Find the lines containing the word "Standards" and copy every one of them.
┌─ Supplied material
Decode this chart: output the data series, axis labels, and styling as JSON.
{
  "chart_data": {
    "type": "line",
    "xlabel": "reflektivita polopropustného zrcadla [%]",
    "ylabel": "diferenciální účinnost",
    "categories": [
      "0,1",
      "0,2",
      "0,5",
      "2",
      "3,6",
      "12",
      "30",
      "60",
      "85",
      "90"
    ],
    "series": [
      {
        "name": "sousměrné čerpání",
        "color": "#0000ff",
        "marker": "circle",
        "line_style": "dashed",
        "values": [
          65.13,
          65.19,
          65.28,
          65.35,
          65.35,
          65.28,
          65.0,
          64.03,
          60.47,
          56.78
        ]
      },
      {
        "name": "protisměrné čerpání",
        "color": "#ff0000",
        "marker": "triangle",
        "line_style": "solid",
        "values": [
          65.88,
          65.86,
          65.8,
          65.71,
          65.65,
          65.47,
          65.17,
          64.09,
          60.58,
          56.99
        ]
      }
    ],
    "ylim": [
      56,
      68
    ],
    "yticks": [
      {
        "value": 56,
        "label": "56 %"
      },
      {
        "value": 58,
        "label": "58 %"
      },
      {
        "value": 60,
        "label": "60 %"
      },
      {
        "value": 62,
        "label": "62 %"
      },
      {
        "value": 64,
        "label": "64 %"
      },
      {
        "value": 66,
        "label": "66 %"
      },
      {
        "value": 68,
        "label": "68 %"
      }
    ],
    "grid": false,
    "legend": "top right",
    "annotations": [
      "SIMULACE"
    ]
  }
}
└─
┌─ Supplied material
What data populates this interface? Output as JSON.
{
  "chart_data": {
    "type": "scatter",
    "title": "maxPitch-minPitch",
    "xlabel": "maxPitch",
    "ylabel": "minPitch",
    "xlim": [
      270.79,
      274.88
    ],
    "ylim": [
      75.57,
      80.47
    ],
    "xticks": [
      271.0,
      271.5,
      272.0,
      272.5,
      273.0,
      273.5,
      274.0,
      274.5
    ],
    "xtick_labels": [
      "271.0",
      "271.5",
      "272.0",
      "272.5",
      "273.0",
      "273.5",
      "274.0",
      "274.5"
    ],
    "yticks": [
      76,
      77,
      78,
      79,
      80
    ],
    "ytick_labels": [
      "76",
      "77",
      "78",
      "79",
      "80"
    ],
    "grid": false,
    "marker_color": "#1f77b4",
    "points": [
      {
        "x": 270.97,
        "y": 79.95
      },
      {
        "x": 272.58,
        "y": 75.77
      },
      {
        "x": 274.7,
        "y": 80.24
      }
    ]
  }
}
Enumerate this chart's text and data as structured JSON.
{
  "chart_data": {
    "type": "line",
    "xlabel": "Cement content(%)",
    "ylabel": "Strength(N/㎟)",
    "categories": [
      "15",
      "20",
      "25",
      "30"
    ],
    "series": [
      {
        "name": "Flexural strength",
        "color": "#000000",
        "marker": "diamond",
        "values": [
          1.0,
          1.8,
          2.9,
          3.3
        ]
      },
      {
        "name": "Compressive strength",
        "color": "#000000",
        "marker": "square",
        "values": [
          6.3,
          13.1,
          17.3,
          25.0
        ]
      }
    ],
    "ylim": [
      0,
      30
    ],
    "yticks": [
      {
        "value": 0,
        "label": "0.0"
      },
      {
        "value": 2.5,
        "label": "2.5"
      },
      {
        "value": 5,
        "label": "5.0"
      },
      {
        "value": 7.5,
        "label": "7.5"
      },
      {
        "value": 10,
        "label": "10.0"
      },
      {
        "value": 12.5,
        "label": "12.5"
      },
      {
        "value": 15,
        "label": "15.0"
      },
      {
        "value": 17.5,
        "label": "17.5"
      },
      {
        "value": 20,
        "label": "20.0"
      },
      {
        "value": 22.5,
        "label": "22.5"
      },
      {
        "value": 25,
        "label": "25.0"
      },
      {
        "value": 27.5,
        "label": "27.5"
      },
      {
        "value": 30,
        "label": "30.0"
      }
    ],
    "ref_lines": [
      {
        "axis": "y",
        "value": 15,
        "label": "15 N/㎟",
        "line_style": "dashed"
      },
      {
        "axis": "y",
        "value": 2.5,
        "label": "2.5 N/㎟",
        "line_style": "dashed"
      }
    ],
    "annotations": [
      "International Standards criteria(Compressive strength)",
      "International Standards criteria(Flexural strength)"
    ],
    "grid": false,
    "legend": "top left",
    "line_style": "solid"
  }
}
└─
┌─ Supplied material
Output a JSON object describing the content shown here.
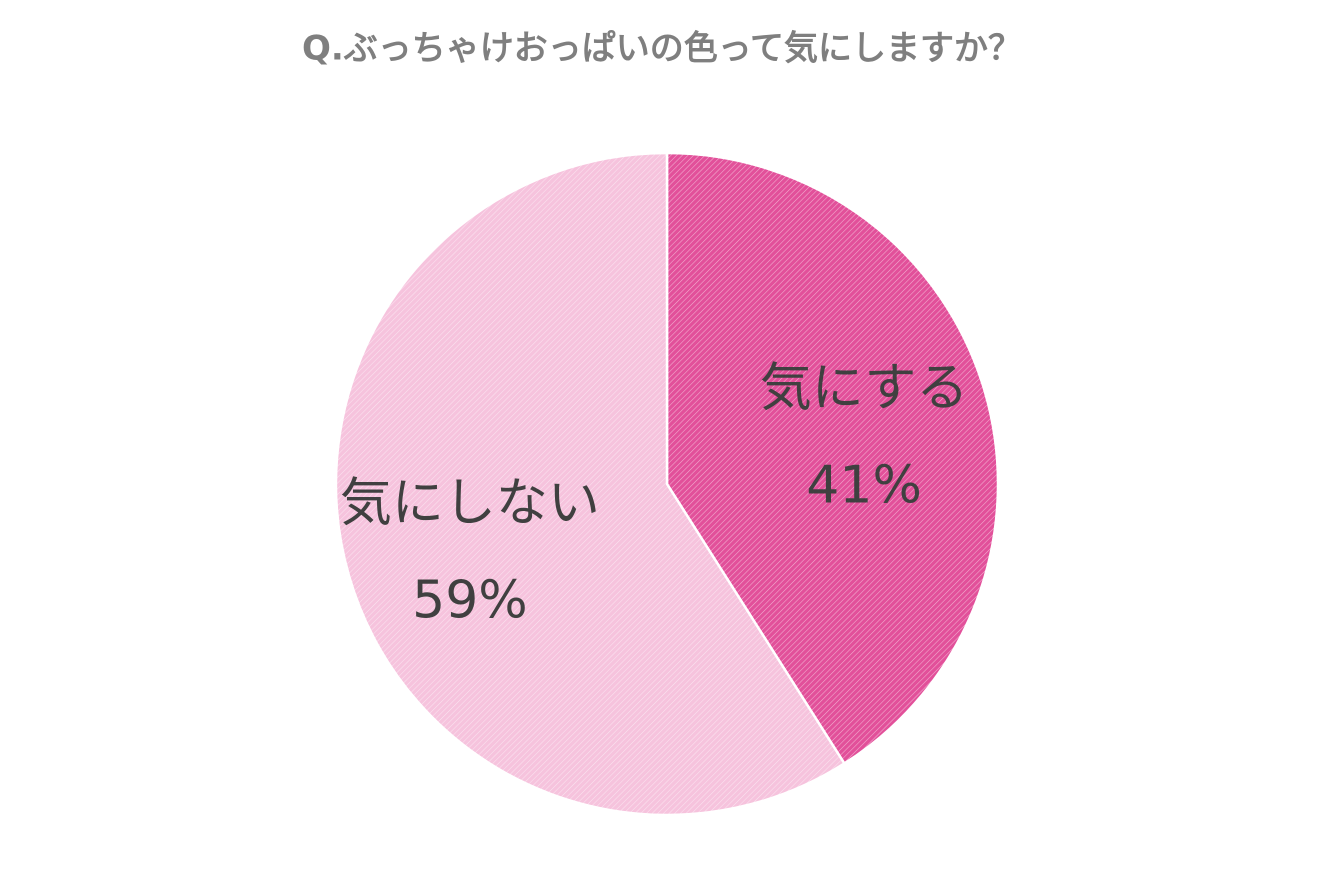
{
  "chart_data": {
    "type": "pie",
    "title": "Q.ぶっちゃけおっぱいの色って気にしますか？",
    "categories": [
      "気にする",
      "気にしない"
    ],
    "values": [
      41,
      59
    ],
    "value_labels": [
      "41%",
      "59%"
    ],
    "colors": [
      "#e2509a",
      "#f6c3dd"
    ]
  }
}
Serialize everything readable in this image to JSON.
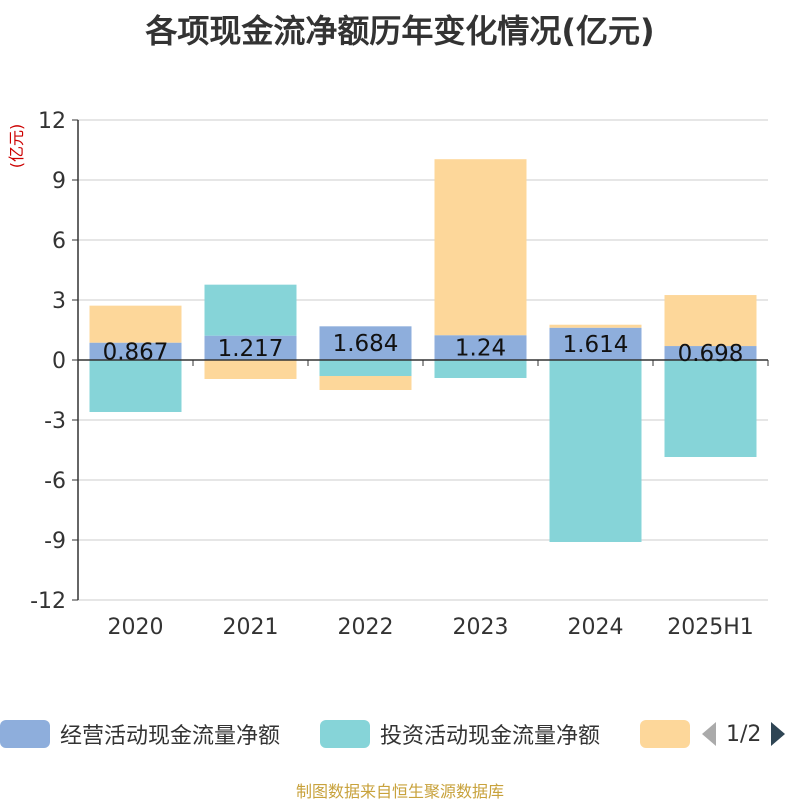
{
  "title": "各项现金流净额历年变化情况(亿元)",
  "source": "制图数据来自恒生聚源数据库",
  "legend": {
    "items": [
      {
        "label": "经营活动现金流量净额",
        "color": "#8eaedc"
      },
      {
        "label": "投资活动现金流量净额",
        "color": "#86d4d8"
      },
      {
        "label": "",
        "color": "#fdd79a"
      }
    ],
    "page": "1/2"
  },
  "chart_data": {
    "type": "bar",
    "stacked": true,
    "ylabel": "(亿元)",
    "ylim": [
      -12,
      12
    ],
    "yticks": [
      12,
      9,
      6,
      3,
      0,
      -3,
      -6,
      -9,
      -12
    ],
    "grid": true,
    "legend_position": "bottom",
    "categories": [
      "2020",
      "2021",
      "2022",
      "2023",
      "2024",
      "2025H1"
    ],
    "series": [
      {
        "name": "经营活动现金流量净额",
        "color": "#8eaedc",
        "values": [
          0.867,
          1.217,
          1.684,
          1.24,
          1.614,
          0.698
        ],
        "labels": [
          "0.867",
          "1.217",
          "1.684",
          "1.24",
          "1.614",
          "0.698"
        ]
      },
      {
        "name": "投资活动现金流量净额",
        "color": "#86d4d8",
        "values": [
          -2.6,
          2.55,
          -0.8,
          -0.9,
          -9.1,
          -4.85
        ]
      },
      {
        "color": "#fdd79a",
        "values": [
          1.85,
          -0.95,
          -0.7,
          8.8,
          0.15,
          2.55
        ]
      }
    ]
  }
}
└─
#### [Answer to this problem]
      "International Standards criteria(Compressive strength)",
      "International Standards criteria(Flexural strength)"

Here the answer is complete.